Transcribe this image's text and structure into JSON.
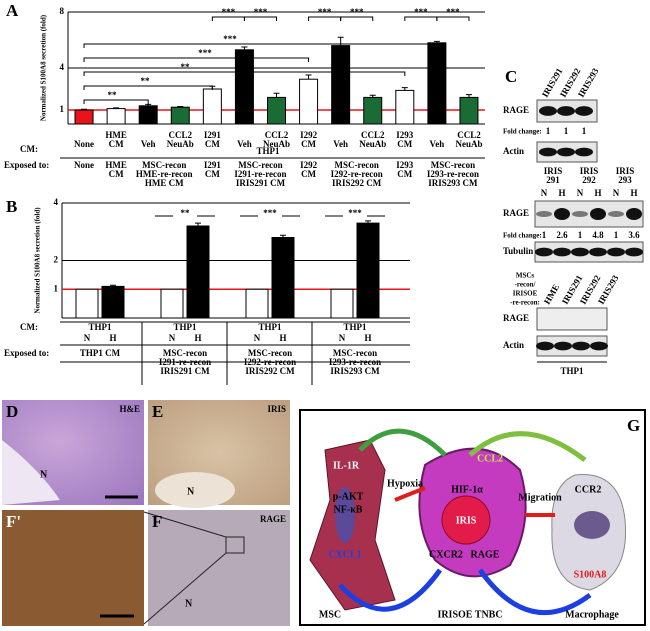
{
  "panel_labels": {
    "a": "A",
    "b": "B",
    "c": "C",
    "d": "D",
    "e": "E",
    "f": "F",
    "f2": "F'",
    "g": "G"
  },
  "chart_data": [
    {
      "type": "bar",
      "ylabel": "Normalized S100A8 secretion (fold)",
      "categories": [
        [
          "None"
        ],
        [
          "HME",
          "CM"
        ],
        [
          "Veh"
        ],
        [
          "CCL2",
          "NeuAb"
        ],
        [
          "I291",
          "CM"
        ],
        [
          "Veh"
        ],
        [
          "CCL2",
          "NeuAb"
        ],
        [
          "I292",
          "CM"
        ],
        [
          "Veh"
        ],
        [
          "CCL2",
          "NeuAb"
        ],
        [
          "I293",
          "CM"
        ],
        [
          "Veh"
        ],
        [
          "CCL2",
          "NeuAb"
        ]
      ],
      "values": [
        1,
        1.1,
        1.3,
        1.2,
        2.5,
        5.3,
        1.9,
        3.2,
        5.6,
        1.9,
        2.4,
        5.8,
        1.9
      ],
      "errors": [
        0.05,
        0.05,
        0.1,
        0.05,
        0.2,
        0.2,
        0.3,
        0.3,
        0.6,
        0.15,
        0.2,
        0.1,
        0.2
      ],
      "colors": [
        "#e8141c",
        "#ffffff",
        "#000000",
        "#1a6b34",
        "#ffffff",
        "#000000",
        "#1a6b34",
        "#ffffff",
        "#000000",
        "#1a6b34",
        "#ffffff",
        "#000000",
        "#1a6b34"
      ],
      "reference_line": 1,
      "reference_color": "#e8141c",
      "ylim": [
        0,
        8
      ],
      "yticks": [
        1,
        4,
        8
      ],
      "grid": true,
      "cm_label": "CM:",
      "group_label": "THP1",
      "exposed_label": "Exposed to:",
      "exposed": [
        [
          "None"
        ],
        [
          "HME",
          "CM"
        ],
        [
          "MSC-recon",
          "HME-re-recon",
          "HME CM"
        ],
        [
          "I291",
          "CM"
        ],
        [
          "MSC-recon",
          "I291-re-recon",
          "IRIS291 CM"
        ],
        [
          "I292",
          "CM"
        ],
        [
          "MSC-recon",
          "I292-re-recon",
          "IRIS292 CM"
        ],
        [
          "I293",
          "CM"
        ],
        [
          "MSC-recon",
          "I293-re-recon",
          "IRIS293 CM"
        ]
      ],
      "annotations": [
        "**",
        "**",
        "**",
        "***",
        "***",
        "***",
        "***",
        "***",
        "***",
        "***",
        "***"
      ]
    },
    {
      "type": "bar",
      "ylabel": "Normalized S100A8 secretion (fold)",
      "categories": [
        "N",
        "H",
        "N",
        "H",
        "N",
        "H",
        "N",
        "H"
      ],
      "values": [
        1,
        1.1,
        1,
        3.2,
        1,
        2.8,
        1,
        3.3
      ],
      "errors": [
        0,
        0.04,
        0,
        0.1,
        0,
        0.08,
        0,
        0.08
      ],
      "colors": [
        "#ffffff",
        "#000000",
        "#ffffff",
        "#000000",
        "#ffffff",
        "#000000",
        "#ffffff",
        "#000000"
      ],
      "reference_line": 1,
      "reference_color": "#e8141c",
      "ylim": [
        0,
        4
      ],
      "yticks": [
        1,
        2,
        4
      ],
      "grid": true,
      "cm_label": "CM:",
      "groups": [
        "THP1",
        "THP1",
        "THP1",
        "THP1"
      ],
      "exposed_label": "Exposed to:",
      "exposed": [
        [
          "THP1 CM"
        ],
        [
          "MSC-recon",
          "I291-re-recon",
          "IRIS291 CM"
        ],
        [
          "MSC-recon",
          "I292-re-recon",
          "IRIS292 CM"
        ],
        [
          "MSC-recon",
          "I293-re-recon",
          "IRIS293 CM"
        ]
      ],
      "annotations": [
        "**",
        "***",
        "***"
      ]
    }
  ],
  "blots": {
    "top": {
      "headers": [
        "IRIS291",
        "IRIS292",
        "IRIS293"
      ],
      "rows": [
        "RAGE",
        "Actin"
      ],
      "fold_label": "Fold change:",
      "fold": [
        1,
        1,
        1
      ]
    },
    "middle": {
      "headers": [
        [
          "IRIS",
          "291"
        ],
        [
          "IRIS",
          "292"
        ],
        [
          "IRIS",
          "293"
        ]
      ],
      "lanes": [
        "N",
        "H",
        "N",
        "H",
        "N",
        "H"
      ],
      "rows": [
        "RAGE",
        "Tubulin"
      ],
      "fold_label": "Fold change:",
      "fold": [
        1,
        2.6,
        1,
        4.8,
        1,
        3.6
      ]
    },
    "bottom": {
      "side": [
        "MSCs",
        "-recon/",
        "IRISOE",
        "-re-recon:"
      ],
      "headers": [
        "HME",
        "IRIS291",
        "IRIS292",
        "IRIS293"
      ],
      "rows": [
        "RAGE",
        "Actin"
      ],
      "footer": "THP1"
    }
  },
  "images": {
    "d": "H&E",
    "e": "IRIS",
    "f": "RAGE",
    "n": "N"
  },
  "diagram": {
    "il1r": "IL-1R",
    "pakt": "p-AKT",
    "nfkb": "NF-κB",
    "cxcl1": "CXCL1",
    "hypoxia": "Hypoxia",
    "hif": "HIF-1α",
    "ccl2": "CCL2",
    "iris": "IRIS",
    "cxcr2": "CXCR2",
    "rage": "RAGE",
    "migration": "Migration",
    "ccr2": "CCR2",
    "s100a8": "S100A8",
    "msc": "MSC",
    "tnbc": "IRISOE TNBC",
    "macrophage": "Macrophage"
  }
}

###

* **AIM OF THE TASK**:
All the records above need to be given again word for word. Skip the pictures.

* **THE SOLUTION**:
Transcribe this image's text and structure into JSON.
{
  "panel_labels": {
    "a": "A",
    "b": "B",
    "c": "C",
    "d": "D",
    "e": "E",
    "f": "F",
    "f2": "F'",
    "g": "G"
  },
  "chart_data": [
    {
      "type": "bar",
      "ylabel": "Normalized S100A8 secretion (fold)",
      "categories": [
        [
          "None"
        ],
        [
          "HME",
          "CM"
        ],
        [
          "Veh"
        ],
        [
          "CCL2",
          "NeuAb"
        ],
        [
          "I291",
          "CM"
        ],
        [
          "Veh"
        ],
        [
          "CCL2",
          "NeuAb"
        ],
        [
          "I292",
          "CM"
        ],
        [
          "Veh"
        ],
        [
          "CCL2",
          "NeuAb"
        ],
        [
          "I293",
          "CM"
        ],
        [
          "Veh"
        ],
        [
          "CCL2",
          "NeuAb"
        ]
      ],
      "values": [
        1,
        1.1,
        1.3,
        1.2,
        2.5,
        5.3,
        1.9,
        3.2,
        5.6,
        1.9,
        2.4,
        5.8,
        1.9
      ],
      "errors": [
        0.05,
        0.05,
        0.1,
        0.05,
        0.2,
        0.2,
        0.3,
        0.3,
        0.6,
        0.15,
        0.2,
        0.1,
        0.2
      ],
      "colors": [
        "#e8141c",
        "#ffffff",
        "#000000",
        "#1a6b34",
        "#ffffff",
        "#000000",
        "#1a6b34",
        "#ffffff",
        "#000000",
        "#1a6b34",
        "#ffffff",
        "#000000",
        "#1a6b34"
      ],
      "reference_line": 1,
      "reference_color": "#e8141c",
      "ylim": [
        0,
        8
      ],
      "yticks": [
        1,
        4,
        8
      ],
      "grid": true,
      "cm_label": "CM:",
      "group_label": "THP1",
      "exposed_label": "Exposed to:",
      "exposed": [
        [
          "None"
        ],
        [
          "HME",
          "CM"
        ],
        [
          "MSC-recon",
          "HME-re-recon",
          "HME CM"
        ],
        [
          "I291",
          "CM"
        ],
        [
          "MSC-recon",
          "I291-re-recon",
          "IRIS291 CM"
        ],
        [
          "I292",
          "CM"
        ],
        [
          "MSC-recon",
          "I292-re-recon",
          "IRIS292 CM"
        ],
        [
          "I293",
          "CM"
        ],
        [
          "MSC-recon",
          "I293-re-recon",
          "IRIS293 CM"
        ]
      ],
      "annotations": [
        "**",
        "**",
        "**",
        "***",
        "***",
        "***",
        "***",
        "***",
        "***",
        "***",
        "***"
      ]
    },
    {
      "type": "bar",
      "ylabel": "Normalized S100A8 secretion (fold)",
      "categories": [
        "N",
        "H",
        "N",
        "H",
        "N",
        "H",
        "N",
        "H"
      ],
      "values": [
        1,
        1.1,
        1,
        3.2,
        1,
        2.8,
        1,
        3.3
      ],
      "errors": [
        0,
        0.04,
        0,
        0.1,
        0,
        0.08,
        0,
        0.08
      ],
      "colors": [
        "#ffffff",
        "#000000",
        "#ffffff",
        "#000000",
        "#ffffff",
        "#000000",
        "#ffffff",
        "#000000"
      ],
      "reference_line": 1,
      "reference_color": "#e8141c",
      "ylim": [
        0,
        4
      ],
      "yticks": [
        1,
        2,
        4
      ],
      "grid": true,
      "cm_label": "CM:",
      "groups": [
        "THP1",
        "THP1",
        "THP1",
        "THP1"
      ],
      "exposed_label": "Exposed to:",
      "exposed": [
        [
          "THP1 CM"
        ],
        [
          "MSC-recon",
          "I291-re-recon",
          "IRIS291 CM"
        ],
        [
          "MSC-recon",
          "I292-re-recon",
          "IRIS292 CM"
        ],
        [
          "MSC-recon",
          "I293-re-recon",
          "IRIS293 CM"
        ]
      ],
      "annotations": [
        "**",
        "***",
        "***"
      ]
    }
  ],
  "blots": {
    "top": {
      "headers": [
        "IRIS291",
        "IRIS292",
        "IRIS293"
      ],
      "rows": [
        "RAGE",
        "Actin"
      ],
      "fold_label": "Fold change:",
      "fold": [
        1,
        1,
        1
      ]
    },
    "middle": {
      "headers": [
        [
          "IRIS",
          "291"
        ],
        [
          "IRIS",
          "292"
        ],
        [
          "IRIS",
          "293"
        ]
      ],
      "lanes": [
        "N",
        "H",
        "N",
        "H",
        "N",
        "H"
      ],
      "rows": [
        "RAGE",
        "Tubulin"
      ],
      "fold_label": "Fold change:",
      "fold": [
        1,
        2.6,
        1,
        4.8,
        1,
        3.6
      ]
    },
    "bottom": {
      "side": [
        "MSCs",
        "-recon/",
        "IRISOE",
        "-re-recon:"
      ],
      "headers": [
        "HME",
        "IRIS291",
        "IRIS292",
        "IRIS293"
      ],
      "rows": [
        "RAGE",
        "Actin"
      ],
      "footer": "THP1"
    }
  },
  "images": {
    "d": "H&E",
    "e": "IRIS",
    "f": "RAGE",
    "n": "N"
  },
  "diagram": {
    "il1r": "IL-1R",
    "pakt": "p-AKT",
    "nfkb": "NF-κB",
    "cxcl1": "CXCL1",
    "hypoxia": "Hypoxia",
    "hif": "HIF-1α",
    "ccl2": "CCL2",
    "iris": "IRIS",
    "cxcr2": "CXCR2",
    "rage": "RAGE",
    "migration": "Migration",
    "ccr2": "CCR2",
    "s100a8": "S100A8",
    "msc": "MSC",
    "tnbc": "IRISOE TNBC",
    "macrophage": "Macrophage"
  }
}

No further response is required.